--- Begin Data ---
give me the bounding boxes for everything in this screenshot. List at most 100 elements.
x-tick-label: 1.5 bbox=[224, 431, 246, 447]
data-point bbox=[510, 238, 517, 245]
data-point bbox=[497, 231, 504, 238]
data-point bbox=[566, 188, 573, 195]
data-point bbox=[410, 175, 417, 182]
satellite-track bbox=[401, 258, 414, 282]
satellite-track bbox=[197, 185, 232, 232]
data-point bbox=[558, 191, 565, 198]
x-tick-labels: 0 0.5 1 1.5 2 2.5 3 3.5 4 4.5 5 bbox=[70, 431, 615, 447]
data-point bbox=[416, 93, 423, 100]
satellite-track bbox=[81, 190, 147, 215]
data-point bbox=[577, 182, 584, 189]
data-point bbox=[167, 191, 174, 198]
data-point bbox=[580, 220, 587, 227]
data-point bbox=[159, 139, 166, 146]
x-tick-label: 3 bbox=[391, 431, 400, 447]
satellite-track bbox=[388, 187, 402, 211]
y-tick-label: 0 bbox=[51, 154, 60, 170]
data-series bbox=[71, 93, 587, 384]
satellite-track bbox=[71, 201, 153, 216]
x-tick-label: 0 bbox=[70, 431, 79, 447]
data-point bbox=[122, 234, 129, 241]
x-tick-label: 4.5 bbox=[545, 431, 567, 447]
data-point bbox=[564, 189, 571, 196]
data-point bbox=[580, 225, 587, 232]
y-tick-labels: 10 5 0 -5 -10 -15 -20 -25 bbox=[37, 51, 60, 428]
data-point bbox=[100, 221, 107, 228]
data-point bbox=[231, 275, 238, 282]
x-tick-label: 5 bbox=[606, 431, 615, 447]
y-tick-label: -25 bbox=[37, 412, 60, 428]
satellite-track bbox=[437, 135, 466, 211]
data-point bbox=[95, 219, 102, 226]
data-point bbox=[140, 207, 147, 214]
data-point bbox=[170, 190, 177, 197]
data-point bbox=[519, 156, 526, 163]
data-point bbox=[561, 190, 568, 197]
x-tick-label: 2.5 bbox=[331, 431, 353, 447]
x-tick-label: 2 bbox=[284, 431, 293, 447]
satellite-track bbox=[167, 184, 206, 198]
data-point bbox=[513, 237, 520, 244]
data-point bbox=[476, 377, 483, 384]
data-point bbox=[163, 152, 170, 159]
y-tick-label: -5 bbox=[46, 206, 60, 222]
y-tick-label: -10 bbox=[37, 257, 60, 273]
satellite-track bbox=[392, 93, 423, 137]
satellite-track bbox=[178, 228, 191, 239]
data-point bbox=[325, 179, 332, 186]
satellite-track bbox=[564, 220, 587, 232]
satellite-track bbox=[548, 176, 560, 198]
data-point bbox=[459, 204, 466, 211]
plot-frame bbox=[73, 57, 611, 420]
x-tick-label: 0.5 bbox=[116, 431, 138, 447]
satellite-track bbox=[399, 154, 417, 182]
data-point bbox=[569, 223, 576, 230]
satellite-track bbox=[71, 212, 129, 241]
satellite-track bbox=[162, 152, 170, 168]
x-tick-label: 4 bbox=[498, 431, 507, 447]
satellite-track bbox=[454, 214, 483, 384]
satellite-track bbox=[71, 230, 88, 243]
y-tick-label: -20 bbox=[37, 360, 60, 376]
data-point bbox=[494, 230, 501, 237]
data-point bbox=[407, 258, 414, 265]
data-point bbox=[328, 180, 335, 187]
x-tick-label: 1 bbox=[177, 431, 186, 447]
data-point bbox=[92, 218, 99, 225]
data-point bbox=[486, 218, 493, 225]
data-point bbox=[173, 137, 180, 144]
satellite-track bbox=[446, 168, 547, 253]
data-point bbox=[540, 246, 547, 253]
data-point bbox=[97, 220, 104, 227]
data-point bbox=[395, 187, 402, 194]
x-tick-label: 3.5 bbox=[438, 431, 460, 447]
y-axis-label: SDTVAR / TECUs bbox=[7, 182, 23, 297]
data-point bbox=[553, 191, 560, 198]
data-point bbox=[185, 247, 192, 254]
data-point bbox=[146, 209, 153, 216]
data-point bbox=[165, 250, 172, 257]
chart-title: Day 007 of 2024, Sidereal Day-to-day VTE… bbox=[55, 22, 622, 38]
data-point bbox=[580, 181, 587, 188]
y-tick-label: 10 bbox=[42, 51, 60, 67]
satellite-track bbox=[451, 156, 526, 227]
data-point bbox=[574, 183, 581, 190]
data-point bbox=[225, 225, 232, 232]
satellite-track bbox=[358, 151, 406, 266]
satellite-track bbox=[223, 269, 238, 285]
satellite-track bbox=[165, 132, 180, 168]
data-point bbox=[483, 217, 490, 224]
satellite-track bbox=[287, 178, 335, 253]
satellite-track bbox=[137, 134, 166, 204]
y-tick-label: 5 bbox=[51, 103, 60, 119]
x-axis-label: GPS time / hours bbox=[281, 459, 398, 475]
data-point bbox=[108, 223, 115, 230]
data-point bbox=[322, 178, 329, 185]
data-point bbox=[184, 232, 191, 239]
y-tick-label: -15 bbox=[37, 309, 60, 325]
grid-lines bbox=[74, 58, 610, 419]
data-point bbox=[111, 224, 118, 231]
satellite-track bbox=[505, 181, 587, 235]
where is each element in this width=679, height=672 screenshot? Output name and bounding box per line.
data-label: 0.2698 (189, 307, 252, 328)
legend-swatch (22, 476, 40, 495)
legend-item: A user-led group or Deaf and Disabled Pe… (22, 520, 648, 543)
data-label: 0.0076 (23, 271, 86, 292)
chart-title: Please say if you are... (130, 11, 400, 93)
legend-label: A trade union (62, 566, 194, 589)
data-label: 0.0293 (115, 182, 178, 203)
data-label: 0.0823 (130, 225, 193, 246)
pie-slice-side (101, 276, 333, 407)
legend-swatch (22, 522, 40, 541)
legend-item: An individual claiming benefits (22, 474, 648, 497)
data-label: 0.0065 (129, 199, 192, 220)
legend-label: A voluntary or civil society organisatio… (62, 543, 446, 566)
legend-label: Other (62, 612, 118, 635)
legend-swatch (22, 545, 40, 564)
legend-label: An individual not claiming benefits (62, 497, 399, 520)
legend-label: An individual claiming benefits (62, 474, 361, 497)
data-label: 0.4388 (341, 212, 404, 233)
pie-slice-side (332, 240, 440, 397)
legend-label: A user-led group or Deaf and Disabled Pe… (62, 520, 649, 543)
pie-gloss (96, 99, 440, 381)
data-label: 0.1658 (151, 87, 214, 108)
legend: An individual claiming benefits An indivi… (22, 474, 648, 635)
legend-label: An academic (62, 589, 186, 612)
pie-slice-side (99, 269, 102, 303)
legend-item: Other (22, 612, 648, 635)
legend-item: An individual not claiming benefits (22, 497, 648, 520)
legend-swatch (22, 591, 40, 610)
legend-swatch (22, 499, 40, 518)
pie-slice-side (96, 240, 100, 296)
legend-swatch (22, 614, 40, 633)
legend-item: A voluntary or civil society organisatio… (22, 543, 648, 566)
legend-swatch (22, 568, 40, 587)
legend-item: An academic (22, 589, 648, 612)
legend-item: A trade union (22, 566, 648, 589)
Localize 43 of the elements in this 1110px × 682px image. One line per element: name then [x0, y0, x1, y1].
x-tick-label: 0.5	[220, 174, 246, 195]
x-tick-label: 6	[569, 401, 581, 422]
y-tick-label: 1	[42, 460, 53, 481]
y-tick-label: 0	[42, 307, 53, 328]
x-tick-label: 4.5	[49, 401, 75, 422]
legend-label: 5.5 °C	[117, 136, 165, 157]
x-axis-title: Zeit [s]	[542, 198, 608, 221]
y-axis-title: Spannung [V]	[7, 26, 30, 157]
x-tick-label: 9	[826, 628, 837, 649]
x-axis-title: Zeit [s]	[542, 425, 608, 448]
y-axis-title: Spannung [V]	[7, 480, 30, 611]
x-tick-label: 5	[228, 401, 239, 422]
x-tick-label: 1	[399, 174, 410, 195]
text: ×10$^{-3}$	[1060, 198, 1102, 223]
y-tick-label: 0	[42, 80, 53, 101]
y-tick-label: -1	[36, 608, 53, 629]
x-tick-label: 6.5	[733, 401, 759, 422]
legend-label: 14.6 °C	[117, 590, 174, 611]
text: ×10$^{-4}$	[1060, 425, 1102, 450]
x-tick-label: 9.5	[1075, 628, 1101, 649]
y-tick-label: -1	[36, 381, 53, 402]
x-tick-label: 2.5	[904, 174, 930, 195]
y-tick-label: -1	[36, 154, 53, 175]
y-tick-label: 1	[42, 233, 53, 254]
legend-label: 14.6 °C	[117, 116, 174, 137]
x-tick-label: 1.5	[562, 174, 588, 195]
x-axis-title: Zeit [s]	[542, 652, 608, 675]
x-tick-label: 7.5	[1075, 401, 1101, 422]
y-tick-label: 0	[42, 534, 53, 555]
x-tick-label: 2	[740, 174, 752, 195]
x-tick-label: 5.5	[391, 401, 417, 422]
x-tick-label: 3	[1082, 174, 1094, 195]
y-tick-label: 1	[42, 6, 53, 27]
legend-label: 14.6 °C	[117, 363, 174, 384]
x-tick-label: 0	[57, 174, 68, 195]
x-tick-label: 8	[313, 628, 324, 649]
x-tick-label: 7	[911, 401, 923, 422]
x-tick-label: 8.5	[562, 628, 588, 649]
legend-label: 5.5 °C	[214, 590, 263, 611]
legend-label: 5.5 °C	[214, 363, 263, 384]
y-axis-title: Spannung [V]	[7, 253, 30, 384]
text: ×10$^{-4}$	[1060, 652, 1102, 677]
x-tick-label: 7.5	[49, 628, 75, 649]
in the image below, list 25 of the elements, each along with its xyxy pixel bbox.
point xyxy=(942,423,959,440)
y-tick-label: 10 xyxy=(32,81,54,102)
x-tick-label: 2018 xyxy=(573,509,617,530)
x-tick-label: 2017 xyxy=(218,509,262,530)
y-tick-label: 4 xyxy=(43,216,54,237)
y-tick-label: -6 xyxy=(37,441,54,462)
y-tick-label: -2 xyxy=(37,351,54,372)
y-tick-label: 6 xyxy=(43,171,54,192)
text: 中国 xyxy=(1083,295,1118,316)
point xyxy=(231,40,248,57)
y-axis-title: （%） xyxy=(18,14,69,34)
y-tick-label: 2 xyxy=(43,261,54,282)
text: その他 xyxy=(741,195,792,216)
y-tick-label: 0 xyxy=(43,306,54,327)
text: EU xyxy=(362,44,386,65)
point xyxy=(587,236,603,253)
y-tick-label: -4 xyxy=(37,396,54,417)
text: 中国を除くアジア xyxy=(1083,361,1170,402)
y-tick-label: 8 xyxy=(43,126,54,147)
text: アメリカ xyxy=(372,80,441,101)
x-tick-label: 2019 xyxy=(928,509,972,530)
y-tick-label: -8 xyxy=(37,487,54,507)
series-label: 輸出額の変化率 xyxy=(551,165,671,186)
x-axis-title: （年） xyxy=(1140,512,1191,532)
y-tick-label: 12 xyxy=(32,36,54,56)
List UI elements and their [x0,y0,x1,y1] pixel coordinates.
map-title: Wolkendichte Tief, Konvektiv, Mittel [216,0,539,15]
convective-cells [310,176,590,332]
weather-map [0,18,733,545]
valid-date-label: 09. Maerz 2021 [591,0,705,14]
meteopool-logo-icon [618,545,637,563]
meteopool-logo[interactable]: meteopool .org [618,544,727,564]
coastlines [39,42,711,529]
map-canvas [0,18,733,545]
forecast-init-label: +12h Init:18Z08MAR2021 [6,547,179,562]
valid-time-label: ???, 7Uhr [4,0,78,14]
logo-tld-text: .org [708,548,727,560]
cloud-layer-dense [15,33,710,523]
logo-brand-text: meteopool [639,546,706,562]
--- End Data ---
== Exercise requirements ==
Rewrite the records as a numbered list, starting with the first line of the records and going on through the line with "y-tick-label: -5 bbox=[46, 206, 60, 222]", both included, and leave out any blank lines.

== Task answer ==
1. give me the bounding boxes for everything in this screenshot. List at most 100 elements.
2. x-tick-label: 1.5 bbox=[224, 431, 246, 447]
3. data-point bbox=[510, 238, 517, 245]
4. data-point bbox=[497, 231, 504, 238]
5. data-point bbox=[566, 188, 573, 195]
6. data-point bbox=[410, 175, 417, 182]
7. satellite-track bbox=[401, 258, 414, 282]
8. satellite-track bbox=[197, 185, 232, 232]
9. data-point bbox=[558, 191, 565, 198]
10. x-tick-labels: 0 0.5 1 1.5 2 2.5 3 3.5 4 4.5 5 bbox=[70, 431, 615, 447]
11. data-point bbox=[416, 93, 423, 100]
12. satellite-track bbox=[81, 190, 147, 215]
13. data-point bbox=[577, 182, 584, 189]
14. data-point bbox=[167, 191, 174, 198]
15. data-point bbox=[580, 220, 587, 227]
16. data-point bbox=[159, 139, 166, 146]
17. x-tick-label: 3 bbox=[391, 431, 400, 447]
18. satellite-track bbox=[388, 187, 402, 211]
19. y-tick-label: 0 bbox=[51, 154, 60, 170]
20. data-series bbox=[71, 93, 587, 384]
21. satellite-track bbox=[71, 201, 153, 216]
22. x-tick-label: 0 bbox=[70, 431, 79, 447]
23. data-point bbox=[122, 234, 129, 241]
24. x-tick-label: 4.5 bbox=[545, 431, 567, 447]
25. data-point bbox=[564, 189, 571, 196]
26. data-point bbox=[580, 225, 587, 232]
27. y-tick-labels: 10 5 0 -5 -10 -15 -20 -25 bbox=[37, 51, 60, 428]
28. data-point bbox=[100, 221, 107, 228]
29. data-point bbox=[231, 275, 238, 282]
30. x-tick-label: 5 bbox=[606, 431, 615, 447]
31. y-tick-label: -25 bbox=[37, 412, 60, 428]
32. satellite-track bbox=[437, 135, 466, 211]
33. data-point bbox=[95, 219, 102, 226]
34. data-point bbox=[140, 207, 147, 214]
35. data-point bbox=[170, 190, 177, 197]
36. data-point bbox=[519, 156, 526, 163]
37. data-point bbox=[561, 190, 568, 197]
38. x-tick-label: 2.5 bbox=[331, 431, 353, 447]
39. x-tick-label: 2 bbox=[284, 431, 293, 447]
40. satellite-track bbox=[167, 184, 206, 198]
41. data-point bbox=[513, 237, 520, 244]
42. data-point bbox=[476, 377, 483, 384]
43. data-point bbox=[163, 152, 170, 159]
44. y-tick-label: -5 bbox=[46, 206, 60, 222]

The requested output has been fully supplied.